## Source document
- - - - -

Moreover, the Home Dock supports fixed and portable charging. SwapNest enables rapid battery exchange, and the GridX app connects hardware to manage energy access and usage.

Where Innovation Is Concentrating in 2026

Discover the emerging trends in the micro-mobility market along with their firmographic details:

 

 

Vehicle-to-Infrastructure (V2I)

This segment includes 1800 companies, employing 153 000 professionals, with 39 new employees added in the last year. An annual growth rate of 6.49% reflects gradual adoption as cities deploy connected signals, curbside management systems, and infrastructure-linked mobility networks.

Within micro-mobility, V2I enables better fleet routing, safer micromobility lane integration, and data exchange between vehicles and smart city systems.

Computer Vision

This domain drives intelligence across micro-mobility operations by enabling real-time perception, monitoring, and automated decision-making. The segment spans 26 600 companies and supports a workforce of 1 300 000 employees, with 803 new employees added in the last year.

An annual growth rate of 5.07% signals sustained expansion as operators adopt visual analytics for parking compliance, rider behavior detection, asset condition monitoring, and theft prevention. In micro-mobility ecosystems, computer vision strengthens fleet control, regulatory compliance, and operational transparency at scale.

Smart Charging

This segment accounts for 2400 companies, employing 223 100 professionals, with 58 new employees added in the past year. An annual growth rate of 6.79% positions smart charging as one of the fastest-growing segments.

It is driven by battery swapping, demand-responsive charging, and grid-connected charging networks. For micromobility operators, smart charging reduces downtime, optimizes energy usage, and supports dense urban deployment without heavy grid strain.

Funding, Capital Flows, and What They Signal

Public funding is becoming a direct lever for micro-mobility readiness as it finances protected lanes, crossings, and traffic calming that correlate with sustainable ridership. USDOT positions the Safe Streets and Roads for All (SS4A) program as a USD 5 billion initiative over FY2022-FY2026.

Within that envelope, USDOT reports FY2025 SS4A awards of USD 982 million supporting 521 communities.

For bike-and-walk infrastructure that directly expands micromobility trip capacity, FHWA’s Transportation Alternatives (TA) Set-Aside shows scale. The FAST Act apportionment table lists roughly USD 1.498 billion for FY2026 under TA (Set-Aside).

At the operator level, capital markets are reopening for scaled platforms. Lime’s revenue grew 32% to USD 686 million in 2024, has been free-cash-flow positive for two consecutive years, and operates in 280+ cities across ~30 countries. This is a decision-grade signal of investor expectations for durable unit economics in shared fleets.

Dott raised EUR 85 million in October 2025 via a EUR 70 million Nordic bond plus a EUR 15 million Series D extension.

FJ Labs joined a USD 16 million Series A round for shared scooter and bike operator Veo. D1 Capital Partners led a EUR 150 million funding round for Bolt. Google Ventures participated in a USD 170 million funding round for Lime.

Lyft acquired PBSC Urban Solutions, which is a global bicycle-sharing system provider, for USD 160 million in 2022. Rowe Price also participated in a USD 150 million minority investment in Rad Power Bikes.

The micro-mobility industry records an average investment value of USD 22.2 million per funding round. The investment landscape includes more than 2800 active investors, highlighting broad participation from venture capital firms, corporates, and institutional funds.

Scope and Market Definition

This micro-mobility outlook is built on the StartUs Insights Discovery Platform, which we use to triangulate market direction across 9M+ companies, 25K+ technologies & trends, and 190M+ signals spanning patents, funding activity, news, and market reports.

The report aligns platform signals with external market and demand anchors, as well as tracks how cities are underwriting the safe-streets prerequisite for micromobility scale. This allows mobility businesses to better understand where to expand reliably and where pilots remain stalled by governance and infrastructure gaps.

- - - - -

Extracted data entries
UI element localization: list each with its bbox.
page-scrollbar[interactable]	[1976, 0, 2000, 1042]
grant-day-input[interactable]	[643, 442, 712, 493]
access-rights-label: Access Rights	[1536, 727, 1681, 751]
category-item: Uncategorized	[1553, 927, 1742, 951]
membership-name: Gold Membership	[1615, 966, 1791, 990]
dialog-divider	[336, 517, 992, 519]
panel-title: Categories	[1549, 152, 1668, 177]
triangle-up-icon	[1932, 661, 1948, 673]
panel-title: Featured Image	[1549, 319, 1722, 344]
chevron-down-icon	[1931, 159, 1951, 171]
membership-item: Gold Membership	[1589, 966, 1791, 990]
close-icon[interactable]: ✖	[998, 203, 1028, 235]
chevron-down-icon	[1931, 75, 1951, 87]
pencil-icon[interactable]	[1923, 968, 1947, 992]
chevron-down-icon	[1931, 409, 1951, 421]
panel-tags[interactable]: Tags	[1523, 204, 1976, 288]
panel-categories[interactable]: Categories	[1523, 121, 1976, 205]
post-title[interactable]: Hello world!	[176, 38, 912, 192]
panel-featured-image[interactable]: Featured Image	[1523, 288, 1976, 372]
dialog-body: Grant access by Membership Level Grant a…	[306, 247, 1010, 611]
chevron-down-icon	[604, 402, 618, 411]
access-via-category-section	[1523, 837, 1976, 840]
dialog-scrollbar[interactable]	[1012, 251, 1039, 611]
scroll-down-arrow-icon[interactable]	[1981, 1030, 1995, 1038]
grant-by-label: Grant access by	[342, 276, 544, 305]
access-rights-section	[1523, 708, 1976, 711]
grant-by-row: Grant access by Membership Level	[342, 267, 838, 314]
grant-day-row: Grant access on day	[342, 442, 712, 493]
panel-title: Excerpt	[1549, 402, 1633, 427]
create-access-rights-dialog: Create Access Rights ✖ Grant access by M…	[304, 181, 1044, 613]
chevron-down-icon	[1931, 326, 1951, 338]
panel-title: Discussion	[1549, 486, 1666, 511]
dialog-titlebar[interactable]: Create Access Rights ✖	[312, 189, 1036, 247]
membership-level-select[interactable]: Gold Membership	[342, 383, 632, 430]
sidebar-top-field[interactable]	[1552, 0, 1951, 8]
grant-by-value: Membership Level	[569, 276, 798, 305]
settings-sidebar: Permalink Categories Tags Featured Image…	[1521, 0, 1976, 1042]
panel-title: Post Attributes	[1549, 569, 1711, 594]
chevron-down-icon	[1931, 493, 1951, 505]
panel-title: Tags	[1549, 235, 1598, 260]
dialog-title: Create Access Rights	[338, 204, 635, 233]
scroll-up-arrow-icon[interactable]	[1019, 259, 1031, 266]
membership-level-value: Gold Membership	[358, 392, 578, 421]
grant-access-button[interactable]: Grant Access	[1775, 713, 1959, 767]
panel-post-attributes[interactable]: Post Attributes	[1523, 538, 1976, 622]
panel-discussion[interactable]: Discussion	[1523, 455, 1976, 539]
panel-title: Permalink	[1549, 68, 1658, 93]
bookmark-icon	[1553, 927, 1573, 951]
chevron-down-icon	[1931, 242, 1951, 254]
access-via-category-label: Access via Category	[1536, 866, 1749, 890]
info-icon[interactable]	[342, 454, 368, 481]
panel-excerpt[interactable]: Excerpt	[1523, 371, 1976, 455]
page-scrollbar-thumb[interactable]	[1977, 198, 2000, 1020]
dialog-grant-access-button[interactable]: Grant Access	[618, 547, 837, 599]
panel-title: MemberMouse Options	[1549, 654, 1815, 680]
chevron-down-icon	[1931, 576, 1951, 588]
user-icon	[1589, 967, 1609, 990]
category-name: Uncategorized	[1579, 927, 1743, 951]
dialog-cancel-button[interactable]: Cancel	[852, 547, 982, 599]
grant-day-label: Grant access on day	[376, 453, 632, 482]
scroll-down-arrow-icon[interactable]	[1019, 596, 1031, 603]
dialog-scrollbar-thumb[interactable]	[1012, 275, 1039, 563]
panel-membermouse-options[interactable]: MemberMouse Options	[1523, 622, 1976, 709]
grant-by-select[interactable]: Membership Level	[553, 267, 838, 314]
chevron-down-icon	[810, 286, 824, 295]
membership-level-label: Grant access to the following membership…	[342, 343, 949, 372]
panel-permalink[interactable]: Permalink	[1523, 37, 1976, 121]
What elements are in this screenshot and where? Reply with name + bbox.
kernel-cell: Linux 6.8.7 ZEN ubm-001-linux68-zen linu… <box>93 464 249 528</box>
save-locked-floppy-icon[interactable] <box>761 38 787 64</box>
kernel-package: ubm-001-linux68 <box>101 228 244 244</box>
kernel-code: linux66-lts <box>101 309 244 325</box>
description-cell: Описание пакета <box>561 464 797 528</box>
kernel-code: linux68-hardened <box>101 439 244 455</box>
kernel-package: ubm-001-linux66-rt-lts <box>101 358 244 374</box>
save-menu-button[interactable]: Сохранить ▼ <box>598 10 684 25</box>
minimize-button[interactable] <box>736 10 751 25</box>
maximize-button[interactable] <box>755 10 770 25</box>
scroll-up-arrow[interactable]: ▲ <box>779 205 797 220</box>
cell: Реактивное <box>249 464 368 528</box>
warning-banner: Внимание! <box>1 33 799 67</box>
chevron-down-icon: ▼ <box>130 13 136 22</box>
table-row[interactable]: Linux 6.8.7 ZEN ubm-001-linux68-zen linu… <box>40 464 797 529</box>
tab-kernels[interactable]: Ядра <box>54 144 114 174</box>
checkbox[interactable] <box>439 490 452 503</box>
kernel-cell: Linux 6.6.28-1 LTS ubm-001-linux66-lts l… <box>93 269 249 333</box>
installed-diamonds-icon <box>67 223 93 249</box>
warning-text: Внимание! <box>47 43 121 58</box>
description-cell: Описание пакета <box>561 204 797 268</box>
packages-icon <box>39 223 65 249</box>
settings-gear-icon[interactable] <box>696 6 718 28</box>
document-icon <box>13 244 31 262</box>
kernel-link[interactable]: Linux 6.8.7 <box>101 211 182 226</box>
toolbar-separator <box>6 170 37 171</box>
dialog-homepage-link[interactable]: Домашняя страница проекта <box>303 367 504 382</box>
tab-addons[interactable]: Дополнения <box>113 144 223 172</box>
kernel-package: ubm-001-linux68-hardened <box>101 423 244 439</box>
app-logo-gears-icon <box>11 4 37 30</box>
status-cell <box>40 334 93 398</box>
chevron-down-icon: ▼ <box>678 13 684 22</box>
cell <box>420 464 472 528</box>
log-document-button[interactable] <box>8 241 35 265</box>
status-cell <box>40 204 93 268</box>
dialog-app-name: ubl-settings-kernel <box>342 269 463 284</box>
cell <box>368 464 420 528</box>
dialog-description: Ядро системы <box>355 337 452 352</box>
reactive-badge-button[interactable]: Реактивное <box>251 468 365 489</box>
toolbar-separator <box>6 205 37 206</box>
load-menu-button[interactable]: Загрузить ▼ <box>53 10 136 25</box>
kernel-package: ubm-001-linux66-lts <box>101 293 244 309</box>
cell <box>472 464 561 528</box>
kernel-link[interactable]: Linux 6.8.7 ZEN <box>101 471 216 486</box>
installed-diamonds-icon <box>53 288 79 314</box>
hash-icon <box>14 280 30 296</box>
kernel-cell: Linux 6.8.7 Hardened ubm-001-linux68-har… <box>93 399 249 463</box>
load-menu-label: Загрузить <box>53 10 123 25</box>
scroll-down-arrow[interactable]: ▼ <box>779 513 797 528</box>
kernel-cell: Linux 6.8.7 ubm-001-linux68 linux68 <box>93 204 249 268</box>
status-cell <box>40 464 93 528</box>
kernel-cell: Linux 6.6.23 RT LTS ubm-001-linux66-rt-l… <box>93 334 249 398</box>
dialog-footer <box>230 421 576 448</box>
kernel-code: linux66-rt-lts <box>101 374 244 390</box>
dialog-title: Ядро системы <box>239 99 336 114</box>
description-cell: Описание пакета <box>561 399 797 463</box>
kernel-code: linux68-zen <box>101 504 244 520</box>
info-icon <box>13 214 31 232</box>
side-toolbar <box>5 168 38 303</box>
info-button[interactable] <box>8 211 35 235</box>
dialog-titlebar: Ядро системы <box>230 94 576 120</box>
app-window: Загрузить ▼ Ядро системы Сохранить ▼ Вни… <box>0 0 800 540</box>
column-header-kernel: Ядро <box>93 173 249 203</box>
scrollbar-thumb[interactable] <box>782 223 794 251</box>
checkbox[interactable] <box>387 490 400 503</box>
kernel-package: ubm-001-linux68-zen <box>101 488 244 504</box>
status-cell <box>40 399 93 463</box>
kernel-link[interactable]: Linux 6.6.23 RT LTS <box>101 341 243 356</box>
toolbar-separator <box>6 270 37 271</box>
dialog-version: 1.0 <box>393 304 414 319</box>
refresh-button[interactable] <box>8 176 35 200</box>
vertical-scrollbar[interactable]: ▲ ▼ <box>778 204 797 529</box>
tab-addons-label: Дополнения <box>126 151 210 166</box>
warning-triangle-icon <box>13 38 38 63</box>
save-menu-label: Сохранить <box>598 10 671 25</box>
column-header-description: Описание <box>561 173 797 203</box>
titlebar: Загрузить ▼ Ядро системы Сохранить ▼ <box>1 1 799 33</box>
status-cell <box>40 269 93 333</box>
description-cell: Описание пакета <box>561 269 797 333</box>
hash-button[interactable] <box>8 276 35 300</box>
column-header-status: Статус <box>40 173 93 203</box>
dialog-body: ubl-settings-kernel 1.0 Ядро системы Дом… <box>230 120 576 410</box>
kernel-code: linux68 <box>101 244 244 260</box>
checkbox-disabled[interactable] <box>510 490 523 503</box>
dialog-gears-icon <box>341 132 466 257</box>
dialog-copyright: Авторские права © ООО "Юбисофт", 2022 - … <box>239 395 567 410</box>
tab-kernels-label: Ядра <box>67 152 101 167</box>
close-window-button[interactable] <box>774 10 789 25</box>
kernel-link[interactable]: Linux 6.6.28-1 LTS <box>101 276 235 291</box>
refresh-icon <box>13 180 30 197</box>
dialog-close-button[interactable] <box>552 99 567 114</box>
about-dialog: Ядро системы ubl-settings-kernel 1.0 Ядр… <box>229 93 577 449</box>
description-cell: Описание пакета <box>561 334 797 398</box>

- - - - -

## To do
1/ Answer the following questions using the micro-mobility report.
(a) How many companies does the Computer Vision segment span?
(b) What annual growth rate is given for the Smart Charging segment?
(c) How much did Dott raise in October 2025?
2/ Set down the micro-mobility report word for word, from "FJ Labs joined" to "and institutional funds.".
3/ Translate this sentence from the micro-mobility report into French: "Dott raised EUR 85 million in October 2025 via a EUR 70 million Nordic bond plus a EUR 15 million Series D extension."

## Exercise solutions
1/
(a) 26 600 companies
(b) 6.79%
(c) EUR 85 million

2/
FJ Labs joined a USD 16 million Series A round for shared scooter and bike operator Veo. D1 Capital Partners led a EUR 150 million funding round for Bolt. Google Ventures participated in a USD 170 million funding round for Lime.

Lyft acquired PBSC Urban Solutions, which is a global bicycle-sharing system provider, for USD 160 million in 2022. Rowe Price also participated in a USD 150 million minority investment in Rad Power Bikes.

The micro-mobility industry records an average investment value of USD 22.2 million per funding round. The investment landscape includes more than 2800 active investors, highlighting broad participation from venture capital firms, corporates, and institutional funds.

3/ Dott a levé 85 millions d'euros en octobre 2025 grâce à une obligation nordique de 70 millions d'euros et à une extension de série D de 15 millions d'euros.